> **Problem statement**
Each entry must be given again exactly; images do not belong in the copy.
── Exercise inputs
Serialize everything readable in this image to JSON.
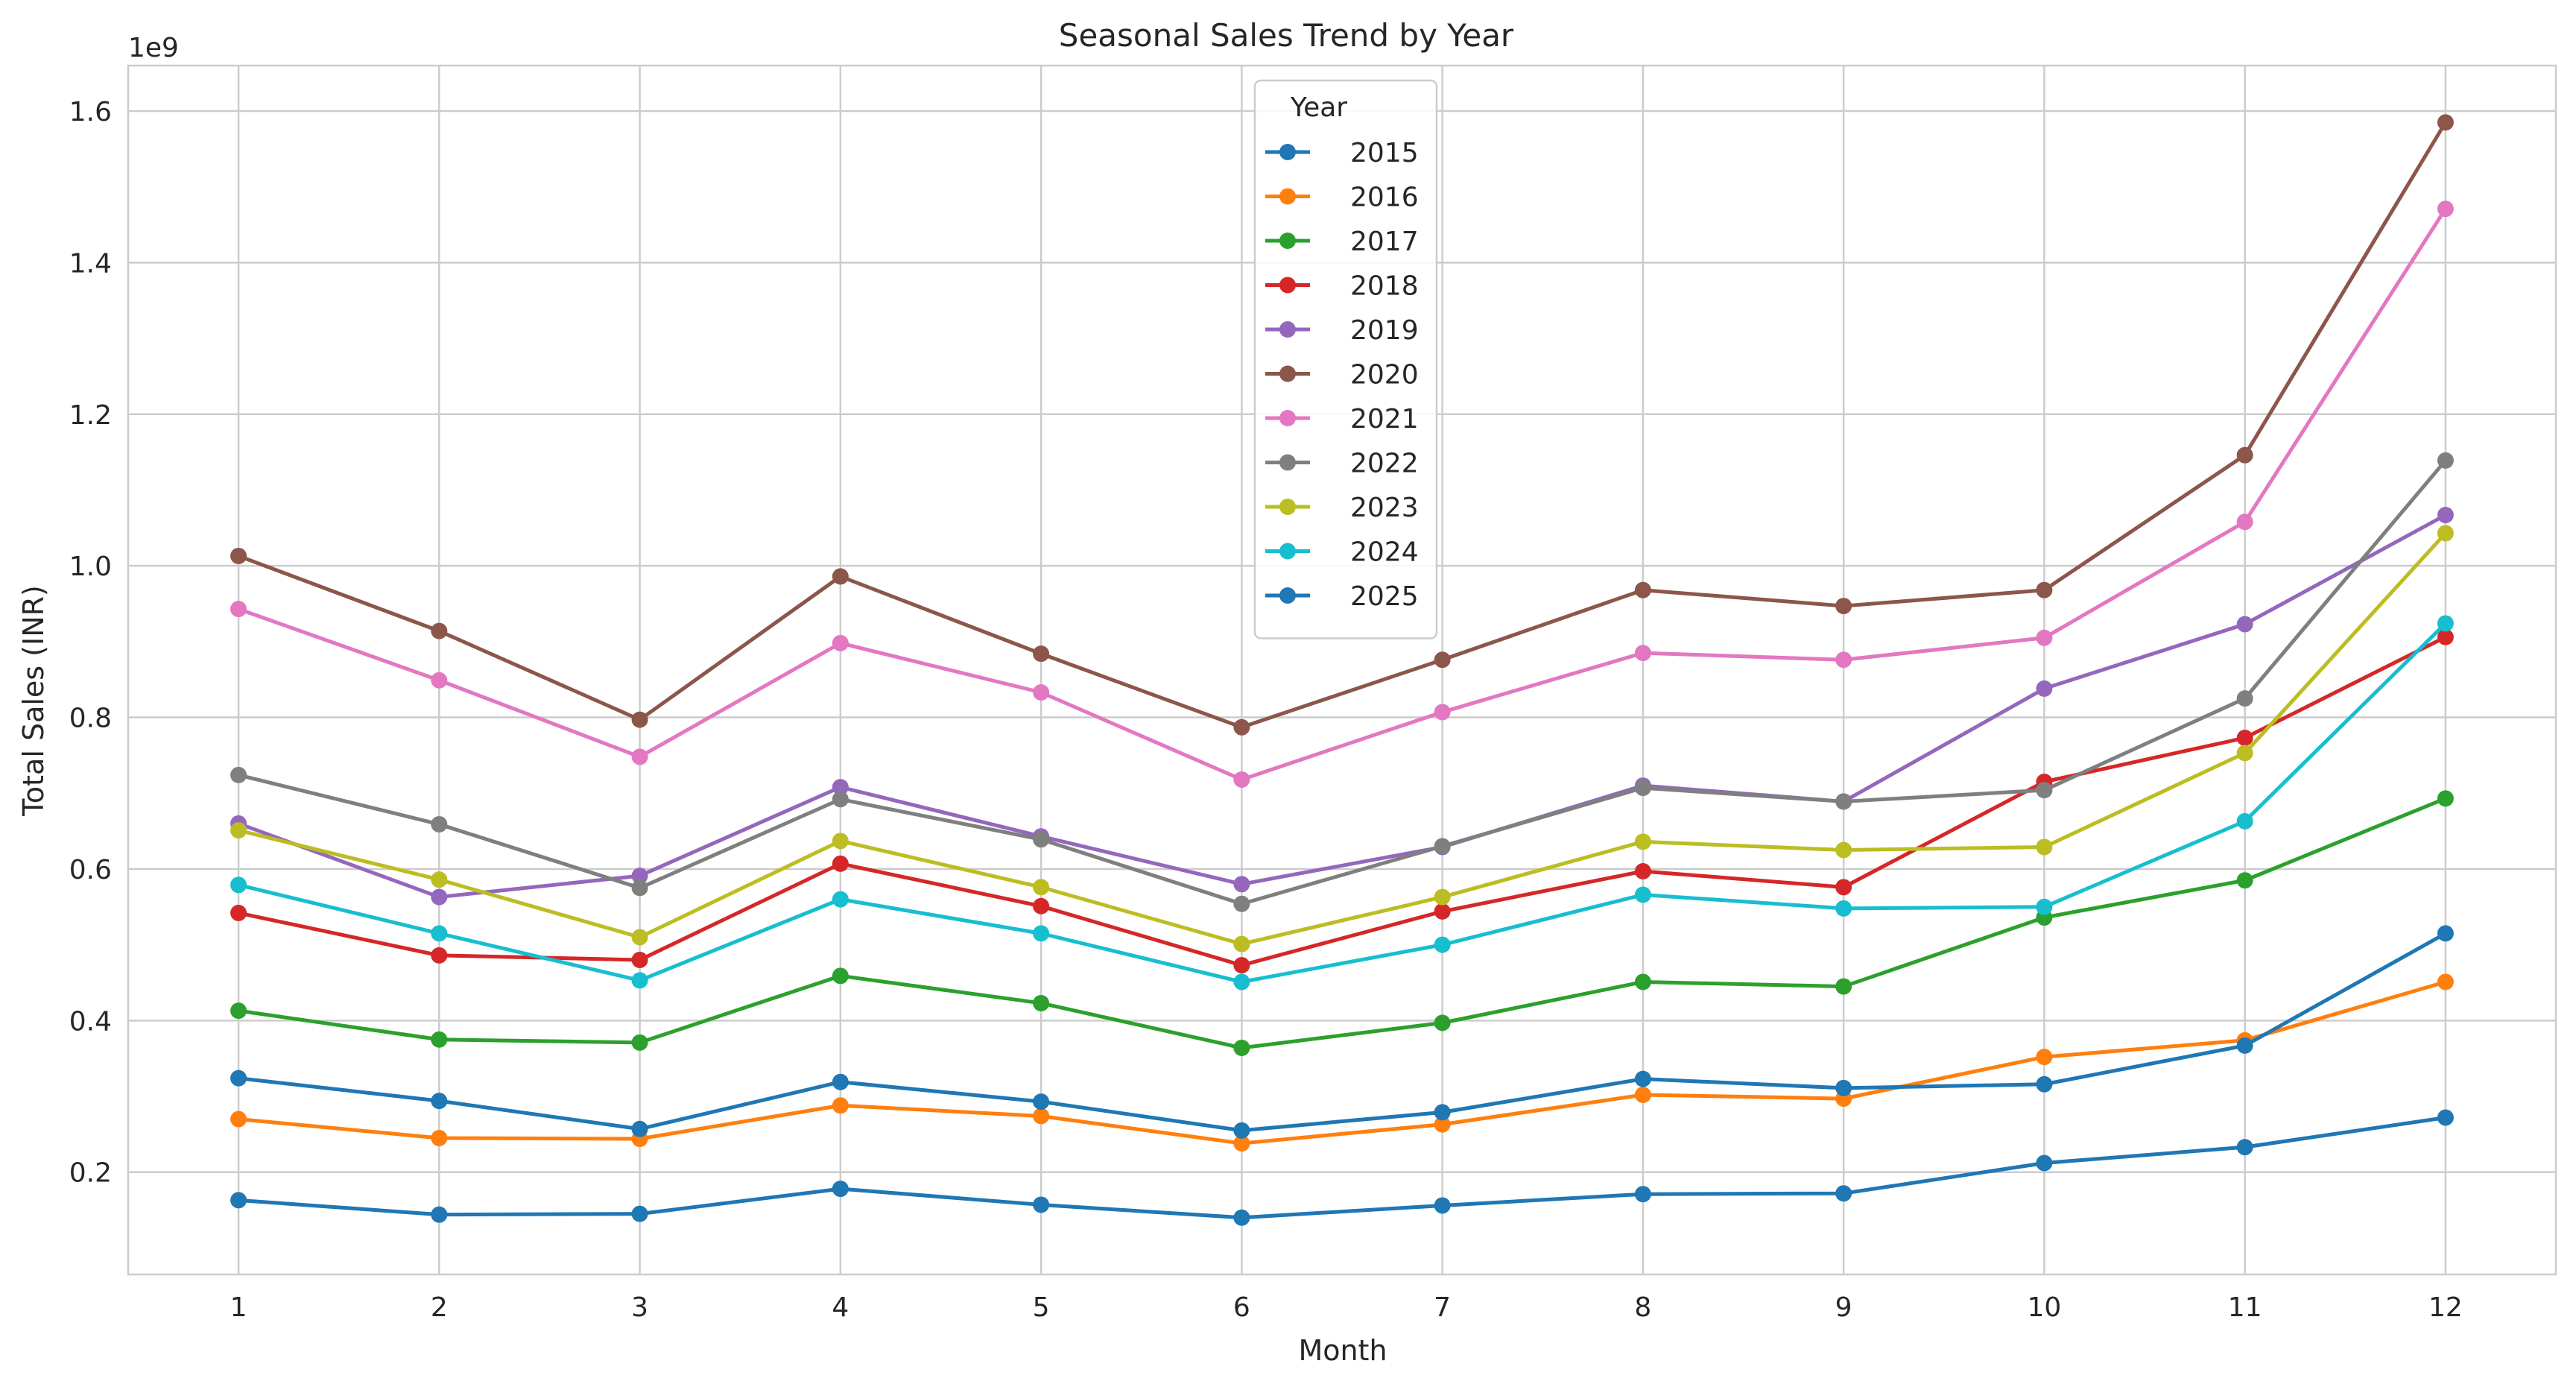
{
  "chart_data": {
    "type": "line",
    "title": "Seasonal Sales Trend by Year",
    "xlabel": "Month",
    "ylabel": "Total Sales (INR)",
    "y_offset_label": "1e9",
    "x": [
      1,
      2,
      3,
      4,
      5,
      6,
      7,
      8,
      9,
      10,
      11,
      12
    ],
    "x_tick_labels": [
      "1",
      "2",
      "3",
      "4",
      "5",
      "6",
      "7",
      "8",
      "9",
      "10",
      "11",
      "12"
    ],
    "y_ticks": [
      0.2,
      0.4,
      0.6,
      0.8,
      1.0,
      1.2,
      1.4,
      1.6
    ],
    "y_tick_labels": [
      "0.2",
      "0.4",
      "0.6",
      "0.8",
      "1.0",
      "1.2",
      "1.4",
      "1.6"
    ],
    "y_scale_note": "values in units of 1e9 INR",
    "xlim": [
      0.45,
      12.55
    ],
    "ylim": [
      0.065,
      1.66
    ],
    "grid": true,
    "legend": {
      "title": "Year",
      "placement": "upper-center"
    },
    "series": [
      {
        "name": "2015",
        "color": "#1f77b4",
        "values": [
          0.163,
          0.144,
          0.145,
          0.178,
          0.157,
          0.14,
          0.156,
          0.171,
          0.172,
          0.212,
          0.233,
          0.272
        ]
      },
      {
        "name": "2016",
        "color": "#ff7f0e",
        "values": [
          0.27,
          0.245,
          0.244,
          0.288,
          0.274,
          0.238,
          0.263,
          0.302,
          0.297,
          0.352,
          0.374,
          0.451
        ]
      },
      {
        "name": "2017",
        "color": "#2ca02c",
        "values": [
          0.413,
          0.375,
          0.371,
          0.459,
          0.423,
          0.364,
          0.397,
          0.451,
          0.445,
          0.536,
          0.585,
          0.693
        ]
      },
      {
        "name": "2018",
        "color": "#d62728",
        "values": [
          0.542,
          0.486,
          0.48,
          0.607,
          0.551,
          0.473,
          0.544,
          0.597,
          0.576,
          0.715,
          0.773,
          0.906
        ]
      },
      {
        "name": "2019",
        "color": "#9467bd",
        "values": [
          0.66,
          0.563,
          0.591,
          0.708,
          0.643,
          0.58,
          0.629,
          0.71,
          0.689,
          0.838,
          0.923,
          1.067
        ]
      },
      {
        "name": "2020",
        "color": "#8c564b",
        "values": [
          1.013,
          0.914,
          0.797,
          0.986,
          0.884,
          0.787,
          0.876,
          0.968,
          0.947,
          0.968,
          1.146,
          1.585
        ]
      },
      {
        "name": "2021",
        "color": "#e377c2",
        "values": [
          0.943,
          0.849,
          0.748,
          0.898,
          0.833,
          0.718,
          0.807,
          0.885,
          0.876,
          0.905,
          1.058,
          1.471
        ]
      },
      {
        "name": "2022",
        "color": "#7f7f7f",
        "values": [
          0.724,
          0.659,
          0.575,
          0.692,
          0.639,
          0.554,
          0.63,
          0.707,
          0.689,
          0.704,
          0.825,
          1.139
        ]
      },
      {
        "name": "2023",
        "color": "#bcbd22",
        "values": [
          0.651,
          0.586,
          0.51,
          0.637,
          0.576,
          0.501,
          0.563,
          0.636,
          0.625,
          0.629,
          0.753,
          1.043
        ]
      },
      {
        "name": "2024",
        "color": "#17becf",
        "values": [
          0.579,
          0.515,
          0.453,
          0.56,
          0.515,
          0.451,
          0.5,
          0.566,
          0.548,
          0.55,
          0.663,
          0.924
        ]
      },
      {
        "name": "2025",
        "color": "#1f77b4",
        "values": [
          0.324,
          0.294,
          0.257,
          0.319,
          0.293,
          0.255,
          0.279,
          0.323,
          0.311,
          0.316,
          0.367,
          0.515
        ]
      }
    ]
  }
}
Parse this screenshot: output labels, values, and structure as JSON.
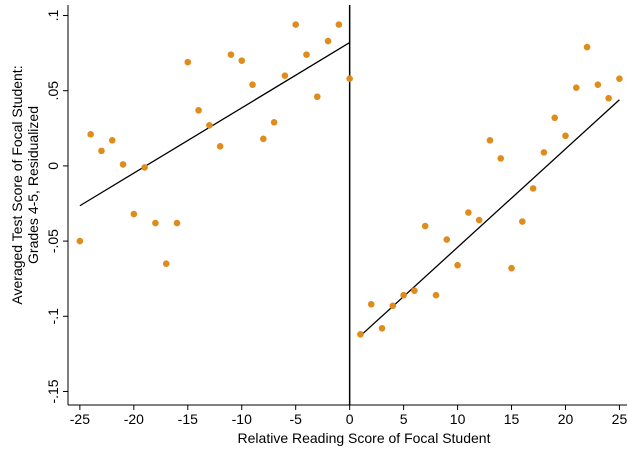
────
> **Solved exercise**
Serialize everything readable in this image to JSON.
{
  "chart_data": {
    "type": "line",
    "title": "Seasonal Sales Trend by Year",
    "xlabel": "Month",
    "ylabel": "Total Sales (INR)",
    "y_offset_label": "1e9",
    "x": [
      1,
      2,
      3,
      4,
      5,
      6,
      7,
      8,
      9,
      10,
      11,
      12
    ],
    "x_tick_labels": [
      "1",
      "2",
      "3",
      "4",
      "5",
      "6",
      "7",
      "8",
      "9",
      "10",
      "11",
      "12"
    ],
    "y_ticks": [
      0.2,
      0.4,
      0.6,
      0.8,
      1.0,
      1.2,
      1.4,
      1.6
    ],
    "y_tick_labels": [
      "0.2",
      "0.4",
      "0.6",
      "0.8",
      "1.0",
      "1.2",
      "1.4",
      "1.6"
    ],
    "y_scale_note": "values in units of 1e9 INR",
    "xlim": [
      0.45,
      12.55
    ],
    "ylim": [
      0.065,
      1.66
    ],
    "grid": true,
    "legend": {
      "title": "Year",
      "placement": "upper-center"
    },
    "series": [
      {
        "name": "2015",
        "color": "#1f77b4",
        "values": [
          0.163,
          0.144,
          0.145,
          0.178,
          0.157,
          0.14,
          0.156,
          0.171,
          0.172,
          0.212,
          0.233,
          0.272
        ]
      },
      {
        "name": "2016",
        "color": "#ff7f0e",
        "values": [
          0.27,
          0.245,
          0.244,
          0.288,
          0.274,
          0.238,
          0.263,
          0.302,
          0.297,
          0.352,
          0.374,
          0.451
        ]
      },
      {
        "name": "2017",
        "color": "#2ca02c",
        "values": [
          0.413,
          0.375,
          0.371,
          0.459,
          0.423,
          0.364,
          0.397,
          0.451,
          0.445,
          0.536,
          0.585,
          0.693
        ]
      },
      {
        "name": "2018",
        "color": "#d62728",
        "values": [
          0.542,
          0.486,
          0.48,
          0.607,
          0.551,
          0.473,
          0.544,
          0.597,
          0.576,
          0.715,
          0.773,
          0.906
        ]
      },
      {
        "name": "2019",
        "color": "#9467bd",
        "values": [
          0.66,
          0.563,
          0.591,
          0.708,
          0.643,
          0.58,
          0.629,
          0.71,
          0.689,
          0.838,
          0.923,
          1.067
        ]
      },
      {
        "name": "2020",
        "color": "#8c564b",
        "values": [
          1.013,
          0.914,
          0.797,
          0.986,
          0.884,
          0.787,
          0.876,
          0.968,
          0.947,
          0.968,
          1.146,
          1.585
        ]
      },
      {
        "name": "2021",
        "color": "#e377c2",
        "values": [
          0.943,
          0.849,
          0.748,
          0.898,
          0.833,
          0.718,
          0.807,
          0.885,
          0.876,
          0.905,
          1.058,
          1.471
        ]
      },
      {
        "name": "2022",
        "color": "#7f7f7f",
        "values": [
          0.724,
          0.659,
          0.575,
          0.692,
          0.639,
          0.554,
          0.63,
          0.707,
          0.689,
          0.704,
          0.825,
          1.139
        ]
      },
      {
        "name": "2023",
        "color": "#bcbd22",
        "values": [
          0.651,
          0.586,
          0.51,
          0.637,
          0.576,
          0.501,
          0.563,
          0.636,
          0.625,
          0.629,
          0.753,
          1.043
        ]
      },
      {
        "name": "2024",
        "color": "#17becf",
        "values": [
          0.579,
          0.515,
          0.453,
          0.56,
          0.515,
          0.451,
          0.5,
          0.566,
          0.548,
          0.55,
          0.663,
          0.924
        ]
      },
      {
        "name": "2025",
        "color": "#1f77b4",
        "values": [
          0.324,
          0.294,
          0.257,
          0.319,
          0.293,
          0.255,
          0.279,
          0.323,
          0.311,
          0.316,
          0.367,
          0.515
        ]
      }
    ]
  }
}
Parse this screenshot: output labels, values, and structure as JSON.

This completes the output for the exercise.